Please state how many lines of the items below contain the string "大家都在搜", and give only the number.

» Provided entries

------------------------

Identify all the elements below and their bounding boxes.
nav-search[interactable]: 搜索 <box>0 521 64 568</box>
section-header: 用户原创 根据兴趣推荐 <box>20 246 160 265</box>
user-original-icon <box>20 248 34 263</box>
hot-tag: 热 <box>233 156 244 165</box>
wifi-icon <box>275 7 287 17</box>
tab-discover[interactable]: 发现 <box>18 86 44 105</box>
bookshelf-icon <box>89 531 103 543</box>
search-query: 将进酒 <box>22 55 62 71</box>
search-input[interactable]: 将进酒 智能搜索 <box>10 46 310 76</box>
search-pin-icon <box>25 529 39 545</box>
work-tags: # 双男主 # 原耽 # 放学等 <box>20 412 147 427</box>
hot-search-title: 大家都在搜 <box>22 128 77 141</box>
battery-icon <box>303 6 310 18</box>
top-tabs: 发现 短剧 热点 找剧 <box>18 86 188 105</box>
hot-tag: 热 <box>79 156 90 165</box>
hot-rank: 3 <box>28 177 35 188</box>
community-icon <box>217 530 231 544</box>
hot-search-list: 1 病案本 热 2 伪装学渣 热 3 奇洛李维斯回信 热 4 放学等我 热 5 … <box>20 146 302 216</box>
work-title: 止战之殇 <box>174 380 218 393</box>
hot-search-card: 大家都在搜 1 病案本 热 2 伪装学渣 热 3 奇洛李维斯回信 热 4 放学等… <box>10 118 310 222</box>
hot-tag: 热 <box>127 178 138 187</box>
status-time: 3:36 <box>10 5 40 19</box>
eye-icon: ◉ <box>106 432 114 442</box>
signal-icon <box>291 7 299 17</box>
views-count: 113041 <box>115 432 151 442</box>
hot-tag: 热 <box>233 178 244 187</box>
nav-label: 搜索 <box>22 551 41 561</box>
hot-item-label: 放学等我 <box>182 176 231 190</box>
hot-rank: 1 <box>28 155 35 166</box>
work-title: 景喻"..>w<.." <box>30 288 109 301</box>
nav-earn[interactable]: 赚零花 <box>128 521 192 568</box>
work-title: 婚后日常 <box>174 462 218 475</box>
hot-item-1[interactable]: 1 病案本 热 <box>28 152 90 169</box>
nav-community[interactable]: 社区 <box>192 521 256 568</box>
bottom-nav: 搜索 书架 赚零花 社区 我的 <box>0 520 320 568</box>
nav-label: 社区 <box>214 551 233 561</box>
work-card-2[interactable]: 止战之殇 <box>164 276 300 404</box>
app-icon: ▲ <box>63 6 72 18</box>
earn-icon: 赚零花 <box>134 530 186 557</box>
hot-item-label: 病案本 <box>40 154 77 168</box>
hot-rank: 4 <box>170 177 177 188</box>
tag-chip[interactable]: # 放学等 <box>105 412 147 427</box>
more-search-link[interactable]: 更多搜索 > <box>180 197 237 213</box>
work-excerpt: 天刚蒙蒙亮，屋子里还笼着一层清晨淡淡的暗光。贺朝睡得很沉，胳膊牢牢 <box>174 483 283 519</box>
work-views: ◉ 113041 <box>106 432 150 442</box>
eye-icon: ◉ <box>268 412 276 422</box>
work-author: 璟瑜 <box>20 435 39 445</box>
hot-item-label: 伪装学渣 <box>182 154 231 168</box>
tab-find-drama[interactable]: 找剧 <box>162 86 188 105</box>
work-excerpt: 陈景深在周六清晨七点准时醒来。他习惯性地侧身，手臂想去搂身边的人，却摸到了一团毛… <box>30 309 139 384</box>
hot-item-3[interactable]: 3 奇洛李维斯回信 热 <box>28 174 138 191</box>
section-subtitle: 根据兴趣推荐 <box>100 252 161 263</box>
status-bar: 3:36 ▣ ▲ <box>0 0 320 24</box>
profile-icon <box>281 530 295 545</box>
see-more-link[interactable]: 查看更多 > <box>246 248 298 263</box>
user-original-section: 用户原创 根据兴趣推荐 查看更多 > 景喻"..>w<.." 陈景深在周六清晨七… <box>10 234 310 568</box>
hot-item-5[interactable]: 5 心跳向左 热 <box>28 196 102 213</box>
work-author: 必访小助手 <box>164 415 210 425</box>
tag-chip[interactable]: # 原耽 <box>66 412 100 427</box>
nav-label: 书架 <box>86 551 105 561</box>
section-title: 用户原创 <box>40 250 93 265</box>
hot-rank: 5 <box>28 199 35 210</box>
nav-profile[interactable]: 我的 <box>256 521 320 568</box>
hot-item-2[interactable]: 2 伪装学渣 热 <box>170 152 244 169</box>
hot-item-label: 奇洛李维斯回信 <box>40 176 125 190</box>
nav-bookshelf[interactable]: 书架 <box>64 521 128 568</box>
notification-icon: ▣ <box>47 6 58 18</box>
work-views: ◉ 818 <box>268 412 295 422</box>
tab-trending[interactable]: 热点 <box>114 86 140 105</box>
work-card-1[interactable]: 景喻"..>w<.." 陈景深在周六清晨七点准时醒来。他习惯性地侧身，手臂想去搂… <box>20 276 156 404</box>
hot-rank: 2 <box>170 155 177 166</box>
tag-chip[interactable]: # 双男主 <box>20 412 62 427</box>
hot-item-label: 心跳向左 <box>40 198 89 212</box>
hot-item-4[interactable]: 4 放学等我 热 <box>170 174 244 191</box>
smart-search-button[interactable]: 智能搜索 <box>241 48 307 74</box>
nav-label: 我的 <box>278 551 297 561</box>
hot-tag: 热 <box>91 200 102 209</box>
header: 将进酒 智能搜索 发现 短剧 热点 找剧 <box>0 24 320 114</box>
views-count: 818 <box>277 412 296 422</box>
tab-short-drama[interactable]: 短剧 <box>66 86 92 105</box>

------------------------

» Right answer
2